Challenge: Check each line of the data for "xizmat" and select those that have it.

....

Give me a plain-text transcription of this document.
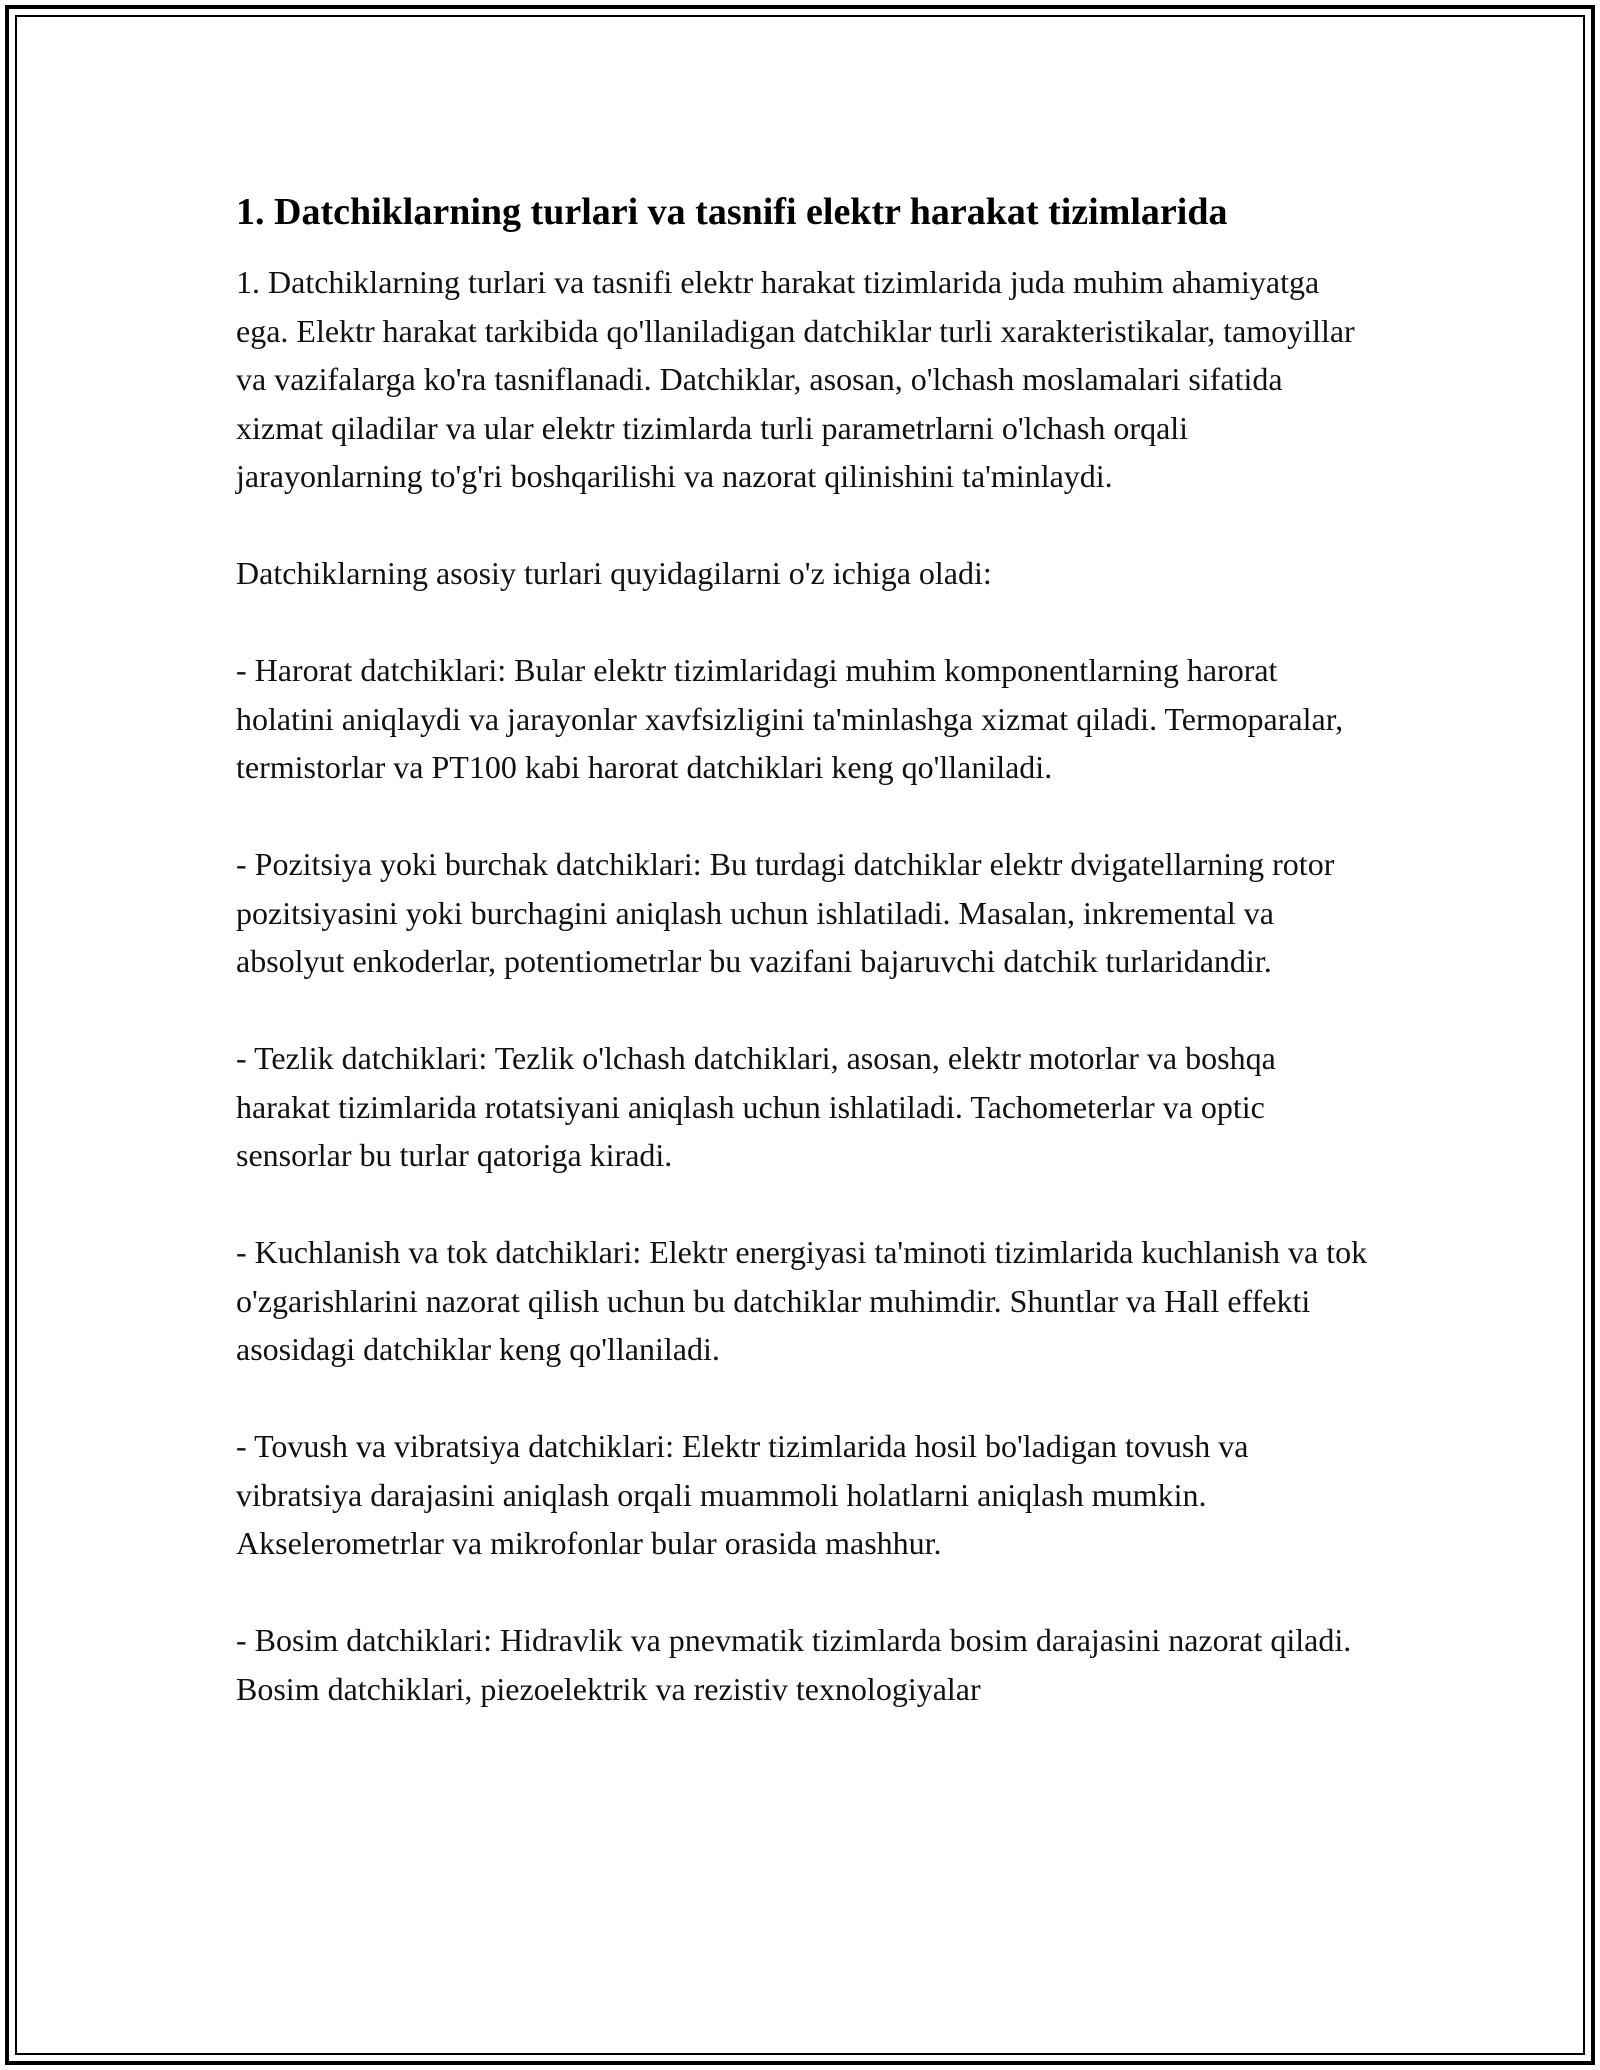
1. Datchiklarning turlari va tasnifi elektr harakat tizimlarida

1. Datchiklarning turlari va tasnifi elektr harakat tizimlarida juda muhim ahamiyatga ega. Elektr harakat tarkibida qo'llaniladigan datchiklar turli xarakteristikalar, tamoyillar va vazifalarga ko'ra tasniflanadi. Datchiklar, asosan, o'lchash moslamalari sifatida xizmat qiladilar va ular elektr tizimlarda turli parametrlarni o'lchash orqali jarayonlarning to'g'ri boshqarilishi va nazorat qilinishini ta'minlaydi.

Datchiklarning asosiy turlari quyidagilarni o'z ichiga oladi:

- Harorat datchiklari: Bular elektr tizimlaridagi muhim komponentlarning harorat holatini aniqlaydi va jarayonlar xavfsizligini ta'minlashga xizmat qiladi. Termoparalar, termistorlar va PT100 kabi harorat datchiklari keng qo'llaniladi.

- Pozitsiya yoki burchak datchiklari: Bu turdagi datchiklar elektr dvigatellarning rotor pozitsiyasini yoki burchagini aniqlash uchun ishlatiladi. Masalan, inkremental va absolyut enkoderlar, potentiometrlar bu vazifani bajaruvchi datchik turlaridandir.

- Tezlik datchiklari: Tezlik o'lchash datchiklari, asosan, elektr motorlar va boshqa harakat tizimlarida rotatsiyani aniqlash uchun ishlatiladi. Tachometerlar va optic sensorlar bu turlar qatoriga kiradi.

- Kuchlanish va tok datchiklari: Elektr energiyasi ta'minoti tizimlarida kuchlanish va tok o'zgarishlarini nazorat qilish uchun bu datchiklar muhimdir. Shuntlar va Hall effekti asosidagi datchiklar keng qo'llaniladi.

- Tovush va vibratsiya datchiklari: Elektr tizimlarida hosil bo'ladigan tovush va vibratsiya darajasini aniqlash orqali muammoli holatlarni aniqlash mumkin. Akselerometrlar va mikrofonlar bular orasida mashhur.

- Bosim datchiklari: Hidravlik va pnevmatik tizimlarda bosim darajasini nazorat qiladi. Bosim datchiklari, piezoelektrik va rezistiv texnologiyalar
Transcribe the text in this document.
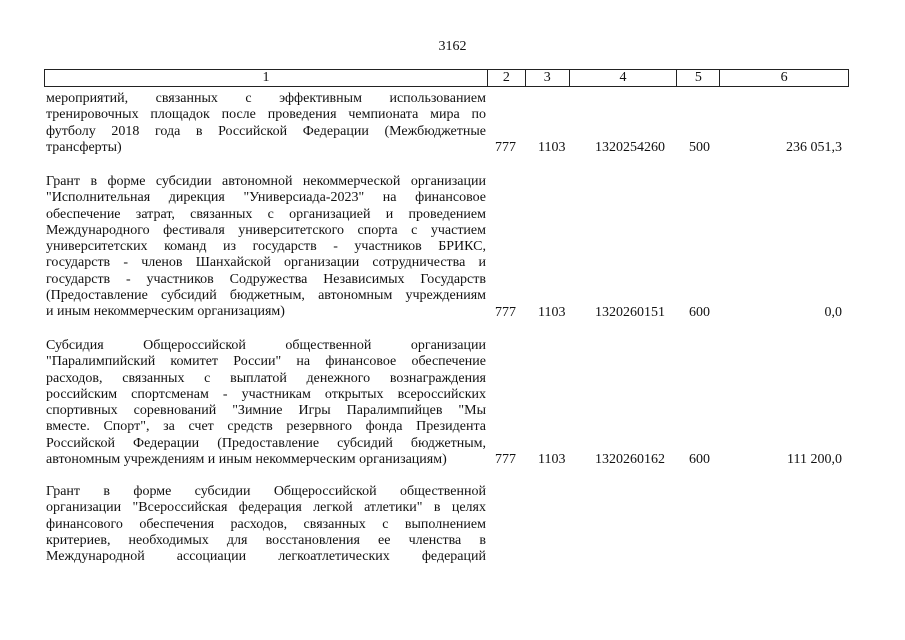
3162
1	2	3	4	5	6
мероприятий, связанных с эффективным использованием
тренировочных площадок после проведения чемпионата мира по
футболу 2018 года в Российской Федерации (Межбюджетные
трансферты)	777 1103 1320254260 500	236 051,3
Грант в форме субсидии автономной некоммерческой организации
"Исполнительная дирекция "Универсиада-2023" на финансовое
обеспечение затрат, связанных с организацией и проведением
Международного фестиваля университетского спорта с участием
университетских команд из государств - участников БРИКС,
государств - членов Шанхайской организации сотрудничества и
государств - участников Содружества Независимых Государств
(Предоставление субсидий бюджетным, автономным учреждениям
и иным некоммерческим организациям)	777 1103 1320260151 600	0,0
Субсидия Общероссийской общественной организации
"Паралимпийский комитет России" на финансовое обеспечение
расходов, связанных с выплатой денежного вознаграждения
российским спортсменам - участникам открытых всероссийских
спортивных соревнований "Зимние Игры Паралимпийцев "Мы
вместе. Спорт", за счет средств резервного фонда Президента
Российской Федерации (Предоставление субсидий бюджетным,
автономным учреждениям и иным некоммерческим организациям)	777 1103 1320260162 600	111 200,0
Грант в форме субсидии Общероссийской общественной
организации "Всероссийская федерация легкой атлетики" в целях
финансового обеспечения расходов, связанных с выполнением
критериев, необходимых для восстановления ее членства в
Международной ассоциации легкоатлетических федераций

....

Result of this task:
1. Datchiklarning turlari va tasnifi elektr harakat tizimlarida juda muhim ahamiyatga ega. Elektr harakat tarkibida qo'llaniladigan datchiklar turli xarakteristikalar, tamoyillar va vazifalarga ko'ra tasniflanadi. Datchiklar, asosan, o'lchash moslamalari sifatida xizmat qiladilar va ular elektr tizimlarda turli parametrlarni o'lchash orqali jarayonlarning to'g'ri boshqarilishi va nazorat qilinishini ta'minlaydi.
- Harorat datchiklari: Bular elektr tizimlaridagi muhim komponentlarning harorat holatini aniqlaydi va jarayonlar xavfsizligini ta'minlashga xizmat qiladi. Termoparalar, termistorlar va PT100 kabi harorat datchiklari keng qo'llaniladi.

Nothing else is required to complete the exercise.